▸ **Task prompt**
How many lines of these records hold the string "disposal"? Reply with the number alone.

* Begin Raw records *

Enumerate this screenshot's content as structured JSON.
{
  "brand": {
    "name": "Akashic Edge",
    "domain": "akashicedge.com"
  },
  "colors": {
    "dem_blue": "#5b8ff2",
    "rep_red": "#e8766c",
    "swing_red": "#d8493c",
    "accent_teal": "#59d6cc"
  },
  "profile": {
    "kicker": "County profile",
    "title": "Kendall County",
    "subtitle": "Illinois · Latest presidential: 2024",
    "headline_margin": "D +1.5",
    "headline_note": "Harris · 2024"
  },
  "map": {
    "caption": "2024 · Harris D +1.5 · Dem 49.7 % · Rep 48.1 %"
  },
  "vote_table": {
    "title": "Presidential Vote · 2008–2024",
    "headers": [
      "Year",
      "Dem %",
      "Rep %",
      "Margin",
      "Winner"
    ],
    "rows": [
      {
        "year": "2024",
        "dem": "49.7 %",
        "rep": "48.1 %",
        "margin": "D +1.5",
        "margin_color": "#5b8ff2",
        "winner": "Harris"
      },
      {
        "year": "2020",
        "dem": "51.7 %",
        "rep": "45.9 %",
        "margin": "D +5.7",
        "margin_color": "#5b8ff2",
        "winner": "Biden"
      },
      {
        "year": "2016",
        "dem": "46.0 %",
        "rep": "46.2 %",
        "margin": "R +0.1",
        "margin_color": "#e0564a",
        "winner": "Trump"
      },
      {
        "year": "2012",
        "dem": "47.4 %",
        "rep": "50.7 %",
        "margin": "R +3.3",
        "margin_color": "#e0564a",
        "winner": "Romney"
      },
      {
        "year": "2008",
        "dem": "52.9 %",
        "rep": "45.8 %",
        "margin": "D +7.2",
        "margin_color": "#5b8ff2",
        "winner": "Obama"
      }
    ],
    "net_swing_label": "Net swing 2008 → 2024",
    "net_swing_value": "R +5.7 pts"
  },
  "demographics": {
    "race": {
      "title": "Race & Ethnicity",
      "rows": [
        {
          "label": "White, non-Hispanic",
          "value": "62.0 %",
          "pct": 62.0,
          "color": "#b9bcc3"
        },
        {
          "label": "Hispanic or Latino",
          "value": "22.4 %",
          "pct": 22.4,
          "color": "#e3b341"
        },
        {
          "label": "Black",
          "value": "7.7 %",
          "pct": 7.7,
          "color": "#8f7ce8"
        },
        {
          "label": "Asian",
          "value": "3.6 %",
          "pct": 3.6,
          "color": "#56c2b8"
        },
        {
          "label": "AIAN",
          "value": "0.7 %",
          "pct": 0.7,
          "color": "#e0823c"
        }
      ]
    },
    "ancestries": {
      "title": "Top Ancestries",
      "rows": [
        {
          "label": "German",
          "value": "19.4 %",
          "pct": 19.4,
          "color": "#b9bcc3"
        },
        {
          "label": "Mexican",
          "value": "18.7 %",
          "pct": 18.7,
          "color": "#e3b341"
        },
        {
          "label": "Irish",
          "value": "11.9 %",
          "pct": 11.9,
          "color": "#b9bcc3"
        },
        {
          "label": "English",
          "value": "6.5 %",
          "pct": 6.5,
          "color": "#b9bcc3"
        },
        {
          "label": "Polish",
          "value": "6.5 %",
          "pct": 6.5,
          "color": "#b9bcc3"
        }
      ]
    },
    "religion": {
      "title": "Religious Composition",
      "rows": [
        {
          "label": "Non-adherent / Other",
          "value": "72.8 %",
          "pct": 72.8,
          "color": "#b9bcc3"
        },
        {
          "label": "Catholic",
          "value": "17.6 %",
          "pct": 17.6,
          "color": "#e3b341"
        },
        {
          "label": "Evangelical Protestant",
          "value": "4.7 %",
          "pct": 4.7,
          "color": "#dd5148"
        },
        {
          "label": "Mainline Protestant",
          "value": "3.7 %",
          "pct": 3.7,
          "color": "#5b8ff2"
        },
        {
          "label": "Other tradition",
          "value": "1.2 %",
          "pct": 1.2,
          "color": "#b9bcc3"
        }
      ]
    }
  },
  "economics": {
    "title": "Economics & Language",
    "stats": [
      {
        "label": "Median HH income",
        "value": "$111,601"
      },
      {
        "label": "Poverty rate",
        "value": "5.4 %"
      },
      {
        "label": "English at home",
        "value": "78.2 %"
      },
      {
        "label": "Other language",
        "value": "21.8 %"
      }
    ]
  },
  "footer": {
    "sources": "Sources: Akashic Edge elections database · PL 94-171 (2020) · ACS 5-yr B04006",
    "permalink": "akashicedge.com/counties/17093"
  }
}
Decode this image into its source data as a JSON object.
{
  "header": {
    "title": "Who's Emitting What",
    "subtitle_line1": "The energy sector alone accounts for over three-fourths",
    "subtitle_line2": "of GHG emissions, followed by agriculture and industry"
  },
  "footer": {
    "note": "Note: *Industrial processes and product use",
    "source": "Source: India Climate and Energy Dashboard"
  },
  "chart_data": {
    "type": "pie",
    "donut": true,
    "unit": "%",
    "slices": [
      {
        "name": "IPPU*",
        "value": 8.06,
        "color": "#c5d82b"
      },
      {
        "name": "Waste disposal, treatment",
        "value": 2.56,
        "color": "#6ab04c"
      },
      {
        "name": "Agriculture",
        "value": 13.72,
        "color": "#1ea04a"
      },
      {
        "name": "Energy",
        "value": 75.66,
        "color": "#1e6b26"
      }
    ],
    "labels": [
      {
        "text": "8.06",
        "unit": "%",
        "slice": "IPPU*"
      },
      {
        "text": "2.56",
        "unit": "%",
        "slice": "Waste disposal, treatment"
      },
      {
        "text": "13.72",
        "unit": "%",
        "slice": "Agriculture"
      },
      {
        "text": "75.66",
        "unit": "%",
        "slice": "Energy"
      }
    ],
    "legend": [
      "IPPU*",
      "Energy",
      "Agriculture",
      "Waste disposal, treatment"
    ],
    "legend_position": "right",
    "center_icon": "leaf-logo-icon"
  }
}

* End Raw records *

▸ **Exercise response**
3